What is expected: Copy the data exactly as it appears, and do not include any pictures.

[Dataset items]

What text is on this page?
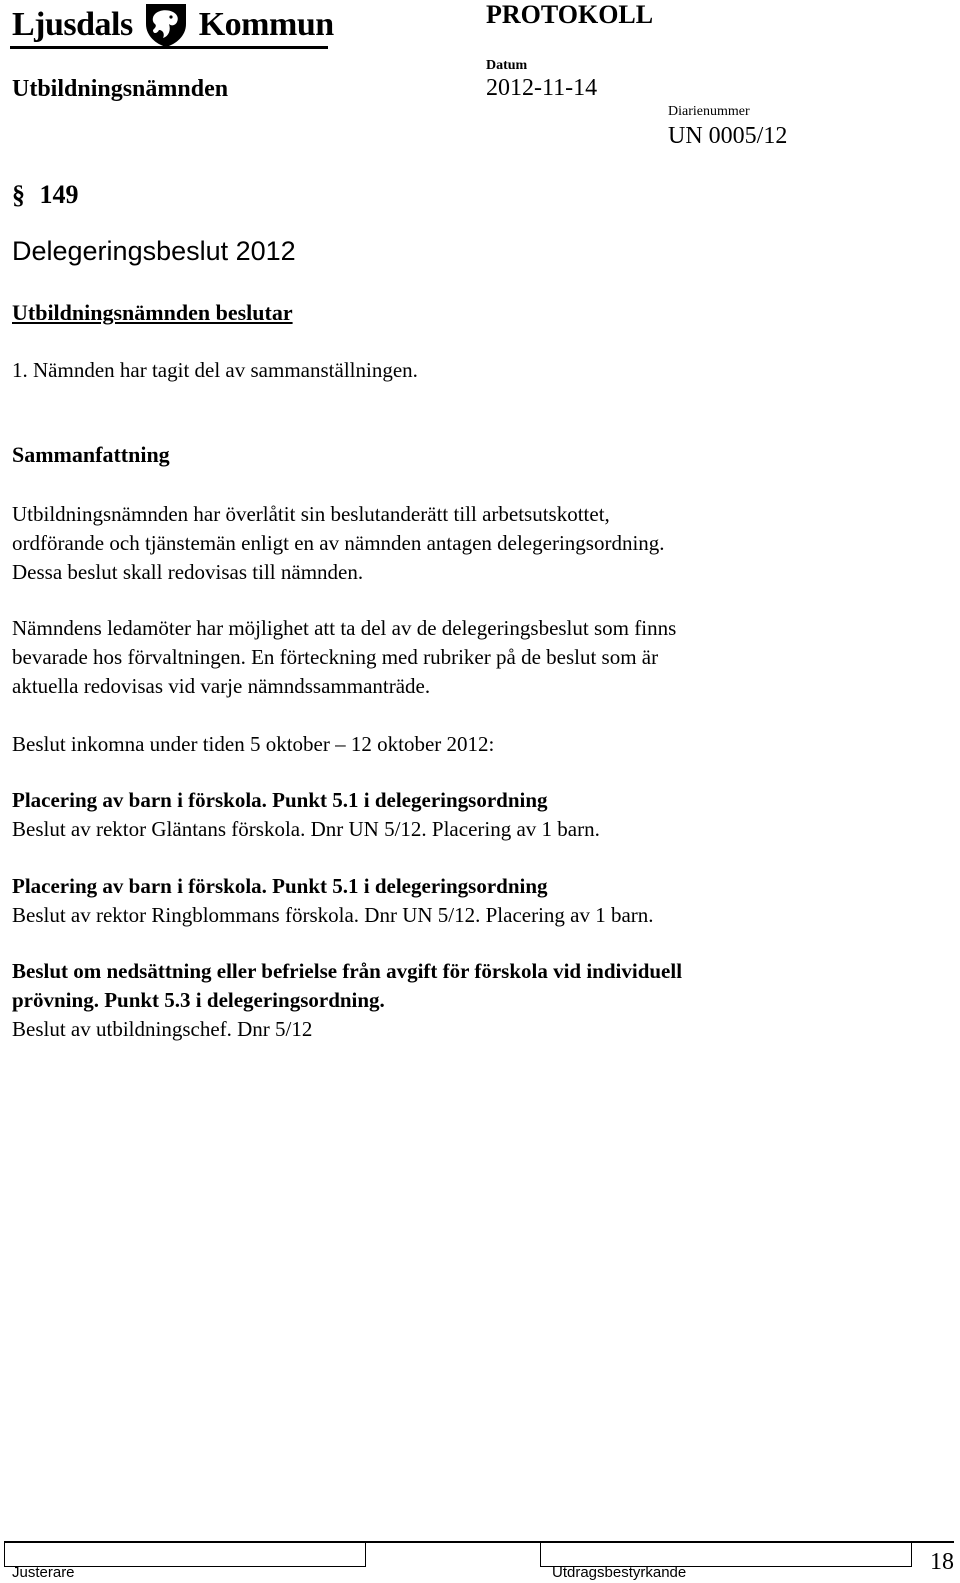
Ljusdals Kommun	PROTOKOLL
Utbildningsnämnden
Datum
2012-11-14
Diarienummer
UN 0005/12
§ 149
Delegeringsbeslut 2012
Utbildningsnämnden beslutar
1. Nämnden har tagit del av sammanställningen.
Sammanfattning
Utbildningsnämnden har överlåtit sin beslutanderätt till arbetsutskottet,
ordförande och tjänstemän enligt en av nämnden antagen delegeringsordning.
Dessa beslut skall redovisas till nämnden.
Nämndens ledamöter har möjlighet att ta del av de delegeringsbeslut som finns
bevarade hos förvaltningen. En förteckning med rubriker på de beslut som är
aktuella redovisas vid varje nämndssammanträde.
Beslut inkomna under tiden 5 oktober – 12 oktober 2012:
Placering av barn i förskola. Punkt 5.1 i delegeringsordning
Beslut av rektor Gläntans förskola. Dnr UN 5/12. Placering av 1 barn.
Placering av barn i förskola. Punkt 5.1 i delegeringsordning
Beslut av rektor Ringblommans förskola. Dnr UN 5/12. Placering av 1 barn.
Beslut om nedsättning eller befrielse från avgift för förskola vid individuell
prövning. Punkt 5.3 i delegeringsordning.
Beslut av utbildningschef. Dnr 5/12
Justerare	Utdragsbestyrkande	18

Final result:
What text is on this page?
Ljusdals Kommun	PROTOKOLL
Utbildningsnämnden
Datum
2012-11-14
Diarienummer
UN 0005/12
§ 149
Delegeringsbeslut 2012
Utbildningsnämnden beslutar
1. Nämnden har tagit del av sammanställningen.
Sammanfattning
Utbildningsnämnden har överlåtit sin beslutanderätt till arbetsutskottet,
ordförande och tjänstemän enligt en av nämnden antagen delegeringsordning.
Dessa beslut skall redovisas till nämnden.
Nämndens ledamöter har möjlighet att ta del av de delegeringsbeslut som finns
bevarade hos förvaltningen. En förteckning med rubriker på de beslut som är
aktuella redovisas vid varje nämndssammanträde.
Beslut inkomna under tiden 5 oktober – 12 oktober 2012:
Placering av barn i förskola. Punkt 5.1 i delegeringsordning
Beslut av rektor Gläntans förskola. Dnr UN 5/12. Placering av 1 barn.
Placering av barn i förskola. Punkt 5.1 i delegeringsordning
Beslut av rektor Ringblommans förskola. Dnr UN 5/12. Placering av 1 barn.
Beslut om nedsättning eller befrielse från avgift för förskola vid individuell
prövning. Punkt 5.3 i delegeringsordning.
Beslut av utbildningschef. Dnr 5/12
Justerare	Utdragsbestyrkande	18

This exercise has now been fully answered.